_YOUR TASK_
All entries below are to be set down again, identical to the source.

_MATERIAL PROVIDED_
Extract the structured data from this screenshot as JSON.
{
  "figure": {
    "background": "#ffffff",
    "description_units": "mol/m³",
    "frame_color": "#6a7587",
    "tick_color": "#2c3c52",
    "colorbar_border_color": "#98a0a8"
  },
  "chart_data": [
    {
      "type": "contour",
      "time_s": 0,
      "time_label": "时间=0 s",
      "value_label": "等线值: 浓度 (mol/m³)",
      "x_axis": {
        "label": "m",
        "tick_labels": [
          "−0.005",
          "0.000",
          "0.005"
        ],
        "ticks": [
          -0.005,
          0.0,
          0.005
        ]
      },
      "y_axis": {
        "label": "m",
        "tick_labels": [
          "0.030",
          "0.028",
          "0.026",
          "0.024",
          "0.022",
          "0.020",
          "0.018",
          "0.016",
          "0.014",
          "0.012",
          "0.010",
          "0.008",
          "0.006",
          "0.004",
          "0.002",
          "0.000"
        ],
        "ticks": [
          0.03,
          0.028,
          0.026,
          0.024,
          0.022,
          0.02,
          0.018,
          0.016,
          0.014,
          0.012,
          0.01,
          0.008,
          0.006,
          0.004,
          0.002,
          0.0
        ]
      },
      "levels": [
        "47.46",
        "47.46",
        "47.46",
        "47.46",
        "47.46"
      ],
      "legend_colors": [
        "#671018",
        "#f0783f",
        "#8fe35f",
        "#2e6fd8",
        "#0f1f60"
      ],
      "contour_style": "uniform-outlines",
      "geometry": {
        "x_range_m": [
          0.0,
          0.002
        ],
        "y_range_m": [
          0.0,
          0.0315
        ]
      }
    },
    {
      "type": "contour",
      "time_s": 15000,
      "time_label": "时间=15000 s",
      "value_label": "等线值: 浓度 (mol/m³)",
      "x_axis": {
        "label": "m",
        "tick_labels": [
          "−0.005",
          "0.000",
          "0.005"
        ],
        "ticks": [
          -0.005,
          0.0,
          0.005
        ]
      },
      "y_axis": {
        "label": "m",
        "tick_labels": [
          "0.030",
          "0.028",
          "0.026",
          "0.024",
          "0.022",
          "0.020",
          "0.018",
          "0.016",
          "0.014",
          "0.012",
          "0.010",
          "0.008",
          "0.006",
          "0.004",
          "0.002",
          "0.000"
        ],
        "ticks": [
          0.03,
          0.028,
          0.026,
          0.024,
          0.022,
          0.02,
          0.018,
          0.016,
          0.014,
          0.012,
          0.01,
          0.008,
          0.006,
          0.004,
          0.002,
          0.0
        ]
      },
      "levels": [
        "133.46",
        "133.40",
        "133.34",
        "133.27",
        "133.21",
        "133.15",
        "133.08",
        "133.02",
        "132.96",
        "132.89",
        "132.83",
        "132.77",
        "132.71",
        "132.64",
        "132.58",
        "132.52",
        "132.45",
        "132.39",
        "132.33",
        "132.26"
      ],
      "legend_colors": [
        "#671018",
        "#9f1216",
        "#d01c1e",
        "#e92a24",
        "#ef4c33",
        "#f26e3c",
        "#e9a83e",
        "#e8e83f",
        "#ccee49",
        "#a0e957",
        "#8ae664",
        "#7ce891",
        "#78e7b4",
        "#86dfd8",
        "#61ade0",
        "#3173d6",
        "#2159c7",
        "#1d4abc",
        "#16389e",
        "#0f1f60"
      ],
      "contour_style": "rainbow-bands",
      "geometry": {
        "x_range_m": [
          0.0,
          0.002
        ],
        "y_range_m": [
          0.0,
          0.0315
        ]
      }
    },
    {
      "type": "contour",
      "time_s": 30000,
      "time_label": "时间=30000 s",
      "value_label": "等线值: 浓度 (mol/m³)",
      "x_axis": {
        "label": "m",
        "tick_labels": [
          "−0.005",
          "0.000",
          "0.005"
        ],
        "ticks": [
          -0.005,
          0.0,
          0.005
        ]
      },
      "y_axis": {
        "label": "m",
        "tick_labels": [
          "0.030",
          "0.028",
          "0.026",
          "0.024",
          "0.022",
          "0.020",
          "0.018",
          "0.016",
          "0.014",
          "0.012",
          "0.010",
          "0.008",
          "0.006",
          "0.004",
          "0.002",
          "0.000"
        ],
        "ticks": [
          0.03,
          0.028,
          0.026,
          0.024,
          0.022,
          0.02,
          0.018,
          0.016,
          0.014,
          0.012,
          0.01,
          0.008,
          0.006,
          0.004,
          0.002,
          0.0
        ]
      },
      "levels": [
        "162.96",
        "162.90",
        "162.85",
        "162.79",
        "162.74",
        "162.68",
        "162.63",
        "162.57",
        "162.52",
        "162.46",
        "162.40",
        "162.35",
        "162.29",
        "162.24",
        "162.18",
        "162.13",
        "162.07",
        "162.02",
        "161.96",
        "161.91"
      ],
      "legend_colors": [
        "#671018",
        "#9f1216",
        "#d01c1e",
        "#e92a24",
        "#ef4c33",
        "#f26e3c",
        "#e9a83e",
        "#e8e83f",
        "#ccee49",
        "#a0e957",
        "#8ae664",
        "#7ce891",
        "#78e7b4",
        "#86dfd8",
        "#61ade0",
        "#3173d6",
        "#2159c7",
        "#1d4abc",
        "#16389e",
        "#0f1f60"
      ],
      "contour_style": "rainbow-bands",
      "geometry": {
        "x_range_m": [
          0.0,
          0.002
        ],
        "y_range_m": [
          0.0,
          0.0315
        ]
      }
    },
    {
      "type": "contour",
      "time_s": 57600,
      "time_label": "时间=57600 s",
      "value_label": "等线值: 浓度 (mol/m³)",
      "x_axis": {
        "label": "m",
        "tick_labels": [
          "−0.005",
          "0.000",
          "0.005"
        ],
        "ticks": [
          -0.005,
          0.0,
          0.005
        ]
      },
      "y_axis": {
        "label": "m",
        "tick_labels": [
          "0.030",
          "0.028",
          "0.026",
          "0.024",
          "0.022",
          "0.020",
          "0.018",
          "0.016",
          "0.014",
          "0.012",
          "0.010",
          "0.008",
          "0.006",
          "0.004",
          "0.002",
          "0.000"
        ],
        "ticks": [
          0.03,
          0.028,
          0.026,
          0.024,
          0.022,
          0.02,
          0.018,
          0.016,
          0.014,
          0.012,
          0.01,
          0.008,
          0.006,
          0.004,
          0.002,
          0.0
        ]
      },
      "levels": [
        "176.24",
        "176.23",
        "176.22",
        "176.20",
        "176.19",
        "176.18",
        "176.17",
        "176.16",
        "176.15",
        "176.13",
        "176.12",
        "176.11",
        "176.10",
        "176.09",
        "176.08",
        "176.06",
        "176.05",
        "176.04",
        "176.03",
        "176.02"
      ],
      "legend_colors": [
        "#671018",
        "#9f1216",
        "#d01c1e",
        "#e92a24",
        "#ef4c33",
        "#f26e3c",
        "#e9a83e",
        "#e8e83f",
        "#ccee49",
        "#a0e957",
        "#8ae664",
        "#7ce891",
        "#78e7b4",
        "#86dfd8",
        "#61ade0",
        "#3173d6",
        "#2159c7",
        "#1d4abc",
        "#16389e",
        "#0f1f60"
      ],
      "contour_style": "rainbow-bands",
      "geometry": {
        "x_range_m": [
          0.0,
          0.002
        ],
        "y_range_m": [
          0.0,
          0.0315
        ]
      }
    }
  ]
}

_RESPONSE TO THE EXERCISE_
Extract the structured data from this screenshot as JSON.
{
  "figure": {
    "background": "#ffffff",
    "description_units": "mol/m³",
    "frame_color": "#6a7587",
    "tick_color": "#2c3c52",
    "colorbar_border_color": "#98a0a8"
  },
  "chart_data": [
    {
      "type": "contour",
      "time_s": 0,
      "time_label": "时间=0 s",
      "value_label": "等线值: 浓度 (mol/m³)",
      "x_axis": {
        "label": "m",
        "tick_labels": [
          "−0.005",
          "0.000",
          "0.005"
        ],
        "ticks": [
          -0.005,
          0.0,
          0.005
        ]
      },
      "y_axis": {
        "label": "m",
        "tick_labels": [
          "0.030",
          "0.028",
          "0.026",
          "0.024",
          "0.022",
          "0.020",
          "0.018",
          "0.016",
          "0.014",
          "0.012",
          "0.010",
          "0.008",
          "0.006",
          "0.004",
          "0.002",
          "0.000"
        ],
        "ticks": [
          0.03,
          0.028,
          0.026,
          0.024,
          0.022,
          0.02,
          0.018,
          0.016,
          0.014,
          0.012,
          0.01,
          0.008,
          0.006,
          0.004,
          0.002,
          0.0
        ]
      },
      "levels": [
        "47.46",
        "47.46",
        "47.46",
        "47.46",
        "47.46"
      ],
      "legend_colors": [
        "#671018",
        "#f0783f",
        "#8fe35f",
        "#2e6fd8",
        "#0f1f60"
      ],
      "contour_style": "uniform-outlines",
      "geometry": {
        "x_range_m": [
          0.0,
          0.002
        ],
        "y_range_m": [
          0.0,
          0.0315
        ]
      }
    },
    {
      "type": "contour",
      "time_s": 15000,
      "time_label": "时间=15000 s",
      "value_label": "等线值: 浓度 (mol/m³)",
      "x_axis": {
        "label": "m",
        "tick_labels": [
          "−0.005",
          "0.000",
          "0.005"
        ],
        "ticks": [
          -0.005,
          0.0,
          0.005
        ]
      },
      "y_axis": {
        "label": "m",
        "tick_labels": [
          "0.030",
          "0.028",
          "0.026",
          "0.024",
          "0.022",
          "0.020",
          "0.018",
          "0.016",
          "0.014",
          "0.012",
          "0.010",
          "0.008",
          "0.006",
          "0.004",
          "0.002",
          "0.000"
        ],
        "ticks": [
          0.03,
          0.028,
          0.026,
          0.024,
          0.022,
          0.02,
          0.018,
          0.016,
          0.014,
          0.012,
          0.01,
          0.008,
          0.006,
          0.004,
          0.002,
          0.0
        ]
      },
      "levels": [
        "133.46",
        "133.40",
        "133.34",
        "133.27",
        "133.21",
        "133.15",
        "133.08",
        "133.02",
        "132.96",
        "132.89",
        "132.83",
        "132.77",
        "132.71",
        "132.64",
        "132.58",
        "132.52",
        "132.45",
        "132.39",
        "132.33",
        "132.26"
      ],
      "legend_colors": [
        "#671018",
        "#9f1216",
        "#d01c1e",
        "#e92a24",
        "#ef4c33",
        "#f26e3c",
        "#e9a83e",
        "#e8e83f",
        "#ccee49",
        "#a0e957",
        "#8ae664",
        "#7ce891",
        "#78e7b4",
        "#86dfd8",
        "#61ade0",
        "#3173d6",
        "#2159c7",
        "#1d4abc",
        "#16389e",
        "#0f1f60"
      ],
      "contour_style": "rainbow-bands",
      "geometry": {
        "x_range_m": [
          0.0,
          0.002
        ],
        "y_range_m": [
          0.0,
          0.0315
        ]
      }
    },
    {
      "type": "contour",
      "time_s": 30000,
      "time_label": "时间=30000 s",
      "value_label": "等线值: 浓度 (mol/m³)",
      "x_axis": {
        "label": "m",
        "tick_labels": [
          "−0.005",
          "0.000",
          "0.005"
        ],
        "ticks": [
          -0.005,
          0.0,
          0.005
        ]
      },
      "y_axis": {
        "label": "m",
        "tick_labels": [
          "0.030",
          "0.028",
          "0.026",
          "0.024",
          "0.022",
          "0.020",
          "0.018",
          "0.016",
          "0.014",
          "0.012",
          "0.010",
          "0.008",
          "0.006",
          "0.004",
          "0.002",
          "0.000"
        ],
        "ticks": [
          0.03,
          0.028,
          0.026,
          0.024,
          0.022,
          0.02,
          0.018,
          0.016,
          0.014,
          0.012,
          0.01,
          0.008,
          0.006,
          0.004,
          0.002,
          0.0
        ]
      },
      "levels": [
        "162.96",
        "162.90",
        "162.85",
        "162.79",
        "162.74",
        "162.68",
        "162.63",
        "162.57",
        "162.52",
        "162.46",
        "162.40",
        "162.35",
        "162.29",
        "162.24",
        "162.18",
        "162.13",
        "162.07",
        "162.02",
        "161.96",
        "161.91"
      ],
      "legend_colors": [
        "#671018",
        "#9f1216",
        "#d01c1e",
        "#e92a24",
        "#ef4c33",
        "#f26e3c",
        "#e9a83e",
        "#e8e83f",
        "#ccee49",
        "#a0e957",
        "#8ae664",
        "#7ce891",
        "#78e7b4",
        "#86dfd8",
        "#61ade0",
        "#3173d6",
        "#2159c7",
        "#1d4abc",
        "#16389e",
        "#0f1f60"
      ],
      "contour_style": "rainbow-bands",
      "geometry": {
        "x_range_m": [
          0.0,
          0.002
        ],
        "y_range_m": [
          0.0,
          0.0315
        ]
      }
    },
    {
      "type": "contour",
      "time_s": 57600,
      "time_label": "时间=57600 s",
      "value_label": "等线值: 浓度 (mol/m³)",
      "x_axis": {
        "label": "m",
        "tick_labels": [
          "−0.005",
          "0.000",
          "0.005"
        ],
        "ticks": [
          -0.005,
          0.0,
          0.005
        ]
      },
      "y_axis": {
        "label": "m",
        "tick_labels": [
          "0.030",
          "0.028",
          "0.026",
          "0.024",
          "0.022",
          "0.020",
          "0.018",
          "0.016",
          "0.014",
          "0.012",
          "0.010",
          "0.008",
          "0.006",
          "0.004",
          "0.002",
          "0.000"
        ],
        "ticks": [
          0.03,
          0.028,
          0.026,
          0.024,
          0.022,
          0.02,
          0.018,
          0.016,
          0.014,
          0.012,
          0.01,
          0.008,
          0.006,
          0.004,
          0.002,
          0.0
        ]
      },
      "levels": [
        "176.24",
        "176.23",
        "176.22",
        "176.20",
        "176.19",
        "176.18",
        "176.17",
        "176.16",
        "176.15",
        "176.13",
        "176.12",
        "176.11",
        "176.10",
        "176.09",
        "176.08",
        "176.06",
        "176.05",
        "176.04",
        "176.03",
        "176.02"
      ],
      "legend_colors": [
        "#671018",
        "#9f1216",
        "#d01c1e",
        "#e92a24",
        "#ef4c33",
        "#f26e3c",
        "#e9a83e",
        "#e8e83f",
        "#ccee49",
        "#a0e957",
        "#8ae664",
        "#7ce891",
        "#78e7b4",
        "#86dfd8",
        "#61ade0",
        "#3173d6",
        "#2159c7",
        "#1d4abc",
        "#16389e",
        "#0f1f60"
      ],
      "contour_style": "rainbow-bands",
      "geometry": {
        "x_range_m": [
          0.0,
          0.002
        ],
        "y_range_m": [
          0.0,
          0.0315
        ]
      }
    }
  ]
}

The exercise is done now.